"The first stage of fascism should more appropriately be called Corporatism because it is a merger of State and corporate power"
Last week Treasury Secretary Paulson had a meeting with representatives from Abu Dhabi and Singapore. The meeting involved setting up "rules" for future investments in America from their Sovereign Wealth Funds.
"SWF investment decisions should be based solely on commercial grounds, rather than to advance, directly or indirectly, the geopolitical goals of the controlling government," the agreement stated.
No one noted the obvious irony.
A sovereign wealth fund (SWF) is a state-owned fund composed of financial assets such as stocks, bonds, property or other financial instruments.
The first ironic twist of this agreement is the fact that America has spent more than half a century pushing third world nations to open their markets to unrestricted foreign investment. Refusal to comply with America's wishes all too often meant a CIA-sponsored coup.
Now we are trying to put restrictions on how former third-world nation can invest in America.
The second, and more important, ironic twist is the obvious weakness this displays. If America had a strong economy would we really care what the motivations of the SWF's were? If we weren't desperate for the money, would there even be opportunities for the SWF's to buy significant amounts of American assets?
And lastly, do these "rules" have any real world meaning? Not likely.
First, there is no way to make the funds conform to their statements. Second, even if the funds are completely sincere when they make these representations, a change in leadership can lead them to repudiate their former policies, after they have acquired substantial positions.
The fact is that these two funds rank among the worst in governance and transparency. In other words, the entire event was theater for the American public designed to ease the public's fears.
“A year ago this would have been unthinkable. The perception then was that we’re the U.S. and we’re infallible. But then everyone realized the emperor wasn’t wearing any clothes.”
- Axel Merk, manager of the Merk Hard Currency Fund
And speaking of addressing the public's fears about SWFs, there has been a lot of ink spilled on the subject recently.
If there is any pattern you can be certain of with this Administration is to never believe anything until it has been officially denied. (paraphrasing Otto von Bismarck)
So I guess size DOES matter
Sovereign wealth funds are nothing new. Kuwait set up the first SWF in 1953 to invest their surplus oil revenues. Almost two dozen SWFs have since followed (most of them OPEC funds set up during the 1970's), including the APFC (Alaska Permanent Fund). So even our nation's leaders have a SWF tradition.

> Stated goal 1
Transcribe the piece on sovereign wealth funds, starting at "And lastly, do" and ending at "the subject recently.".

Saved entries
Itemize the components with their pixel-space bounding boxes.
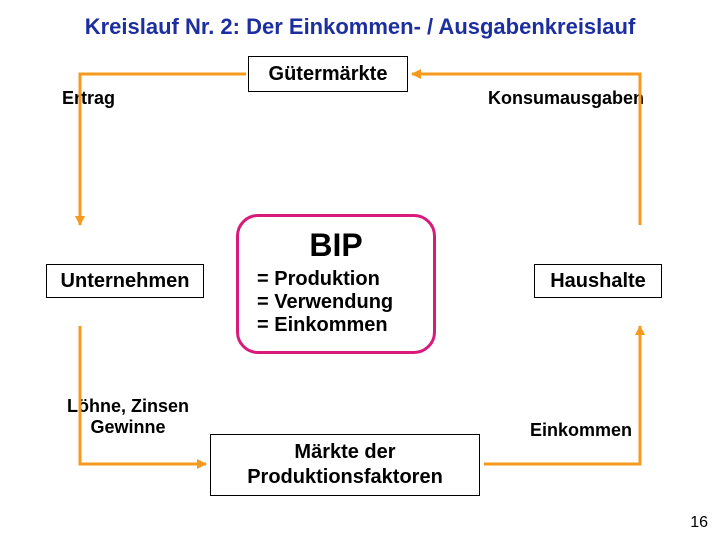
top-market-label: Gütermärkte xyxy=(269,63,388,86)
page-number: 16 xyxy=(690,514,708,532)
households-label: Haushalte xyxy=(550,270,646,293)
bottom-market-label: Märkte der Produktionsfaktoren xyxy=(247,440,443,490)
bip-line-1: = Produktion xyxy=(257,268,415,291)
label-loehne-l2: Gewinne xyxy=(58,417,198,438)
label-loehne-l1: Löhne, Zinsen xyxy=(58,396,198,417)
label-einkommen: Einkommen xyxy=(530,420,632,441)
firms-label: Unternehmen xyxy=(61,270,190,293)
label-konsumausgaben: Konsumausgaben xyxy=(488,88,644,109)
households-box: Haushalte xyxy=(534,264,662,298)
bip-box: BIP = Produktion = Verwendung = Einkomme… xyxy=(236,214,436,354)
arrow-bottom-left xyxy=(80,326,206,464)
bip-line-2: = Verwendung xyxy=(257,291,415,314)
bip-line-3: = Einkommen xyxy=(257,314,415,337)
arrow-bottom-right xyxy=(484,326,640,464)
firms-box: Unternehmen xyxy=(46,264,204,298)
label-ertrag: Ertrag xyxy=(62,88,115,109)
bip-title: BIP xyxy=(257,227,415,264)
label-loehne: Löhne, Zinsen Gewinne xyxy=(58,396,198,438)
page-title: Kreislauf Nr. 2: Der Einkommen- / Ausgab… xyxy=(0,14,720,40)
top-market-box: Gütermärkte xyxy=(248,56,408,92)
bottom-market-box: Märkte der Produktionsfaktoren xyxy=(210,434,480,496)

> Stated goal 2
Restate word for word the saved entries, starting at the line that contains "top-market-label: Gütermärkte xyxy=(269,63,388,86)" and ending at the last line of the entries.

> Task answer 1
And lastly, do these "rules" have any real world meaning? Not likely.
First, there is no way to make the funds conform to their statements. Second, even if the funds are completely sincere when they make these representations, a change in leadership can lead them to repudiate their former policies, after they have acquired substantial positions.
The fact is that these two funds rank among the worst in governance and transparency. In other words, the entire event was theater for the American public designed to ease the public's fears.
“A year ago this would have been unthinkable. The perception then was that we’re the U.S. and we’re infallible. But then everyone realized the emperor wasn’t wearing any clothes.”
- Axel Merk, manager of the Merk Hard Currency Fund
And speaking of addressing the public's fears about SWFs, there has been a lot of ink spilled on the subject recently.

> Task answer 2
top-market-label: Gütermärkte xyxy=(269,63,388,86)
page-number: 16 xyxy=(690,514,708,532)
households-label: Haushalte xyxy=(550,270,646,293)
bottom-market-label: Märkte der Produktionsfaktoren xyxy=(247,440,443,490)
bip-line-1: = Produktion xyxy=(257,268,415,291)
label-loehne-l2: Gewinne xyxy=(58,417,198,438)
label-loehne-l1: Löhne, Zinsen xyxy=(58,396,198,417)
label-einkommen: Einkommen xyxy=(530,420,632,441)
firms-label: Unternehmen xyxy=(61,270,190,293)
label-konsumausgaben: Konsumausgaben xyxy=(488,88,644,109)
households-box: Haushalte xyxy=(534,264,662,298)
bip-box: BIP = Produktion = Verwendung = Einkomme… xyxy=(236,214,436,354)
arrow-bottom-left xyxy=(80,326,206,464)
bip-line-2: = Verwendung xyxy=(257,291,415,314)
bip-line-3: = Einkommen xyxy=(257,314,415,337)
arrow-bottom-right xyxy=(484,326,640,464)
firms-box: Unternehmen xyxy=(46,264,204,298)
label-ertrag: Ertrag xyxy=(62,88,115,109)
bip-title: BIP xyxy=(257,227,415,264)
label-loehne: Löhne, Zinsen Gewinne xyxy=(58,396,198,438)
page-title: Kreislauf Nr. 2: Der Einkommen- / Ausgab… xyxy=(0,14,720,40)
top-market-box: Gütermärkte xyxy=(248,56,408,92)
bottom-market-box: Märkte der Produktionsfaktoren xyxy=(210,434,480,496)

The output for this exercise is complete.